-- begin DATA EXCERPTS --

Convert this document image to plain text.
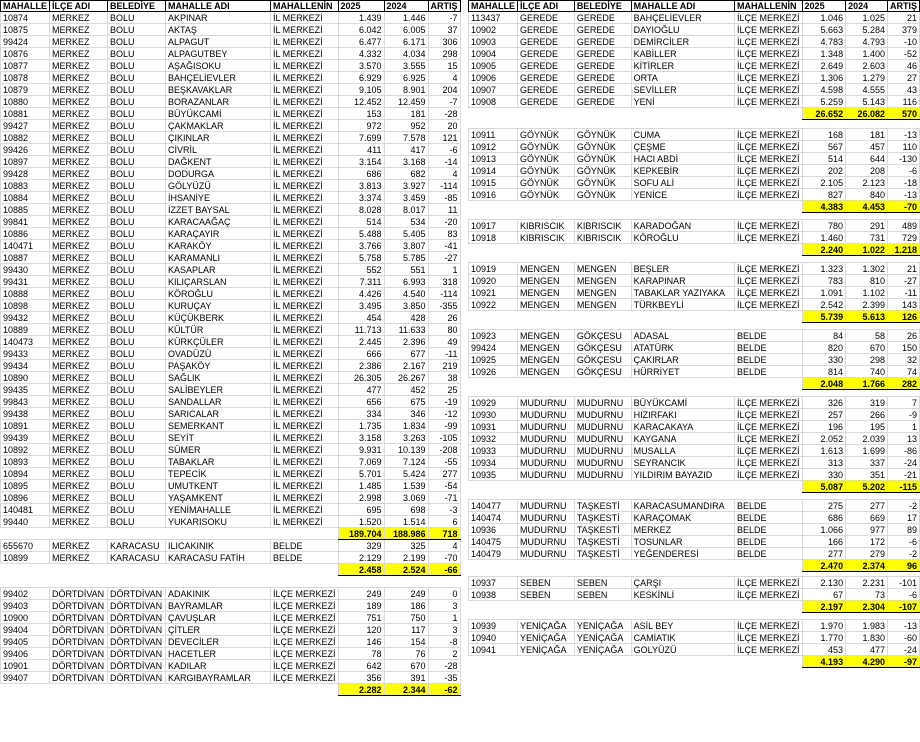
MAHALLE	İLÇE ADI	BELEDİYE	MAHALLE ADI	MAHALLENİN	2025	2024	ARTIŞ
10874	MERKEZ	BOLU	AKPINAR	İL MERKEZİ	1.439	1.446	-7
10875	MERKEZ	BOLU	AKTAŞ	İL MERKEZİ	6.042	6.005	37
99424	MERKEZ	BOLU	ALPAGUT	İL MERKEZİ	6.477	6.171	306
10876	MERKEZ	BOLU	ALPAGUTBEY	İL MERKEZİ	4.332	4.034	298
10877	MERKEZ	BOLU	AŞAĞISOKU	İL MERKEZİ	3.570	3.555	15
10878	MERKEZ	BOLU	BAHÇELİEVLER	İL MERKEZİ	6.929	6.925	4
10879	MERKEZ	BOLU	BEŞKAVAKLAR	İL MERKEZİ	9.105	8.901	204
10880	MERKEZ	BOLU	BORAZANLAR	İL MERKEZİ	12.452	12.459	-7
10881	MERKEZ	BOLU	BÜYÜKCAMİ	İL MERKEZİ	153	181	-28
99427	MERKEZ	BOLU	ÇAKMAKLAR	İL MERKEZİ	972	952	20
10882	MERKEZ	BOLU	ÇIKINLAR	İL MERKEZİ	7.699	7.578	121
99426	MERKEZ	BOLU	CİVRİL	İL MERKEZİ	411	417	-6
10897	MERKEZ	BOLU	DAĞKENT	İL MERKEZİ	3.154	3.168	-14
99428	MERKEZ	BOLU	DODURGA	İL MERKEZİ	686	682	4
10883	MERKEZ	BOLU	GÖLYÜZÜ	İL MERKEZİ	3.813	3.927	-114
10884	MERKEZ	BOLU	İHSANİYE	İL MERKEZİ	3.374	3.459	-85
10885	MERKEZ	BOLU	İZZET BAYSAL	İL MERKEZİ	8.028	8.017	11
99841	MERKEZ	BOLU	KARACAAĞAÇ	İL MERKEZİ	514	534	-20
10886	MERKEZ	BOLU	KARAÇAYIR	İL MERKEZİ	5.488	5.405	83
140471	MERKEZ	BOLU	KARAKÖY	İL MERKEZİ	3.766	3.807	-41
10887	MERKEZ	BOLU	KARAMANLI	İL MERKEZİ	5.758	5.785	-27
99430	MERKEZ	BOLU	KASAPLAR	İL MERKEZİ	552	551	1
99431	MERKEZ	BOLU	KILIÇARSLAN	İL MERKEZİ	7.311	6.993	318
10888	MERKEZ	BOLU	KÖROĞLU	İL MERKEZİ	4.426	4.540	-114
10898	MERKEZ	BOLU	KURUÇAY	İL MERKEZİ	3.495	3.850	-355
99432	MERKEZ	BOLU	KÜÇÜKBERK	İL MERKEZİ	454	428	26
10889	MERKEZ	BOLU	KÜLTÜR	İL MERKEZİ	11.713	11.633	80
140473	MERKEZ	BOLU	KÜRKÇÜLER	İL MERKEZİ	2.445	2.396	49
99433	MERKEZ	BOLU	OVADÜZÜ	İL MERKEZİ	666	677	-11
99434	MERKEZ	BOLU	PAŞAKÖY	İL MERKEZİ	2.386	2.167	219
10890	MERKEZ	BOLU	SAĞLIK	İL MERKEZİ	26.305	26.267	38
99435	MERKEZ	BOLU	SALİBEYLER	İL MERKEZİ	477	452	25
99843	MERKEZ	BOLU	SANDALLAR	İL MERKEZİ	656	675	-19
99438	MERKEZ	BOLU	SARICALAR	İL MERKEZİ	334	346	-12
10891	MERKEZ	BOLU	SEMERKANT	İL MERKEZİ	1.735	1.834	-99
99439	MERKEZ	BOLU	SEYİT	İL MERKEZİ	3.158	3.263	-105
10892	MERKEZ	BOLU	SÜMER	İL MERKEZİ	9.931	10.139	-208
10893	MERKEZ	BOLU	TABAKLAR	İL MERKEZİ	7.069	7.124	-55
10894	MERKEZ	BOLU	TEPECİK	İL MERKEZİ	5.701	5.424	277
10895	MERKEZ	BOLU	UMUTKENT	İL MERKEZİ	1.485	1.539	-54
10896	MERKEZ	BOLU	YAŞAMKENT	İL MERKEZİ	2.998	3.069	-71
140481	MERKEZ	BOLU	YENİMAHALLE	İL MERKEZİ	695	698	-3
99440	MERKEZ	BOLU	YUKARISOKU	İL MERKEZİ	1.520	1.514	6
					189.704	188.986	718
655670	MERKEZ	KARACASU	ILICAKINIK	BELDE	329	325	4
10899	MERKEZ	KARACASU	KARACASU FATİH	BELDE	2.129	2.199	-70
					2.458	2.524	-66

99402	DÖRTDİVAN	DÖRTDİVAN	ADAKINIK	İLÇE MERKEZİ	249	249	0
99403	DÖRTDİVAN	DÖRTDİVAN	BAYRAMLAR	İLÇE MERKEZİ	189	186	3
10900	DÖRTDİVAN	DÖRTDİVAN	ÇAVUŞLAR	İLÇE MERKEZİ	751	750	1
99404	DÖRTDİVAN	DÖRTDİVAN	ÇİTLER	İLÇE MERKEZİ	120	117	3
99405	DÖRTDİVAN	DÖRTDİVAN	DEVECİLER	İLÇE MERKEZİ	146	154	-8
99406	DÖRTDİVAN	DÖRTDİVAN	HACETLER	İLÇE MERKEZİ	78	76	2
10901	DÖRTDİVAN	DÖRTDİVAN	KADILAR	İLÇE MERKEZİ	642	670	-28
99407	DÖRTDİVAN	DÖRTDİVAN	KARGIBAYRAMLAR	İLÇE MERKEZİ	356	391	-35
					2.282	2.344	-62
MAHALLE	İLÇE ADI	BELEDİYE	MAHALLE ADI	MAHALLENİN	2025	2024	ARTIŞ
113437	GEREDE	GEREDE	BAHÇELİEVLER	İLÇE MERKEZİ	1.046	1.025	21
10902	GEREDE	GEREDE	DAYIOĞLU	İLÇE MERKEZİ	5.663	5.284	379
10903	GEREDE	GEREDE	DEMİRCİLER	İLÇE MERKEZİ	4.783	4.793	-10
10904	GEREDE	GEREDE	KABİLLER	İLÇE MERKEZİ	1.348	1.400	-52
10905	GEREDE	GEREDE	KİTİRLER	İLÇE MERKEZİ	2.649	2.603	46
10906	GEREDE	GEREDE	ORTA	İLÇE MERKEZİ	1.306	1.279	27
10907	GEREDE	GEREDE	SEVİLLER	İLÇE MERKEZİ	4.598	4.555	43
10908	GEREDE	GEREDE	YENİ	İLÇE MERKEZİ	5.259	5.143	116
					26.652	26.082	570

10911	GÖYNÜK	GÖYNÜK	CUMA	İLÇE MERKEZİ	168	181	-13
10912	GÖYNÜK	GÖYNÜK	ÇEŞME	İLÇE MERKEZİ	567	457	110
10913	GÖYNÜK	GÖYNÜK	HACI ABDİ	İLÇE MERKEZİ	514	644	-130
10914	GÖYNÜK	GÖYNÜK	KEPKEBİR	İLÇE MERKEZİ	202	208	-6
10915	GÖYNÜK	GÖYNÜK	SOFU ALİ	İLÇE MERKEZİ	2.105	2.123	-18
10916	GÖYNÜK	GÖYNÜK	YENİCE	İLÇE MERKEZİ	827	840	-13
					4.383	4.453	-70

10917	KIBRISCIK	KIBRISCIK	KARADOĞAN	İLÇE MERKEZİ	780	291	489
10918	KIBRISCIK	KIBRISCIK	KÖROĞLU	İLÇE MERKEZİ	1.460	731	729
					2.240	1.022	1.218

10919	MENGEN	MENGEN	BEŞLER	İLÇE MERKEZİ	1.323	1.302	21
10920	MENGEN	MENGEN	KARAPINAR	İLÇE MERKEZİ	783	810	-27
10921	MENGEN	MENGEN	TABAKLAR YAZIYAKA	İLÇE MERKEZİ	1.091	1.102	-11
10922	MENGEN	MENGEN	TÜRKBEYLİ	İLÇE MERKEZİ	2.542	2.399	143
					5.739	5.613	126

10923	MENGEN	GÖKÇESU	ADASAL	BELDE	84	58	26
99424	MENGEN	GÖKÇESU	ATATÜRK	BELDE	820	670	150
10925	MENGEN	GÖKÇESU	ÇAKIRLAR	BELDE	330	298	32
10926	MENGEN	GÖKÇESU	HÜRRİYET	BELDE	814	740	74
					2.048	1.766	282

10929	MUDURNU	MUDURNU	BÜYÜKCAMİ	İLÇE MERKEZİ	326	319	7
10930	MUDURNU	MUDURNU	HIZIRFAKI	İLÇE MERKEZİ	257	266	-9
10931	MUDURNU	MUDURNU	KARACAKAYA	İLÇE MERKEZİ	196	195	1
10932	MUDURNU	MUDURNU	KAYGANA	İLÇE MERKEZİ	2.052	2.039	13
10933	MUDURNU	MUDURNU	MUSALLA	İLÇE MERKEZİ	1.613	1.699	-86
10934	MUDURNU	MUDURNU	SEYRANCIK	İLÇE MERKEZİ	313	337	-24
10935	MUDURNU	MUDURNU	YILDIRIM BAYAZID	İLÇE MERKEZİ	330	351	-21
					5.087	5.202	-115

140477	MUDURNU	TAŞKESTİ	KARACASUMANDIRA	BELDE	275	277	-2
140474	MUDURNU	TAŞKESTİ	KARAÇOMAK	BELDE	686	669	17
10936	MUDURNU	TAŞKESTİ	MERKEZ	BELDE	1.066	977	89
140475	MUDURNU	TAŞKESTİ	TOSUNLAR	BELDE	166	172	-6
140479	MUDURNU	TAŞKESTİ	YEĞENDERESİ	BELDE	277	279	-2
					2.470	2.374	96

10937	SEBEN	SEBEN	ÇARŞI	İLÇE MERKEZİ	2.130	2.231	-101
10938	SEBEN	SEBEN	KESKİNLİ	İLÇE MERKEZİ	67	73	-6
					2.197	2.304	-107

10939	YENİÇAĞA	YENİÇAĞA	ASİL BEY	İLÇE MERKEZİ	1.970	1.983	-13
10940	YENİÇAĞA	YENİÇAĞA	CAMİATIK	İLÇE MERKEZİ	1.770	1.830	-60
10941	YENİÇAĞA	YENİÇAĞA	GOLYÜZÜ	İLÇE MERKEZİ	453	477	-24
					4.193	4.290	-97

-- end DATA EXCERPTS --

▸ **THE PROBLEM**:
Among these entries, how many lines include the string "BELDE"? Reply with the number by itself.

▸ **EXPECTED OUTPUT**:
11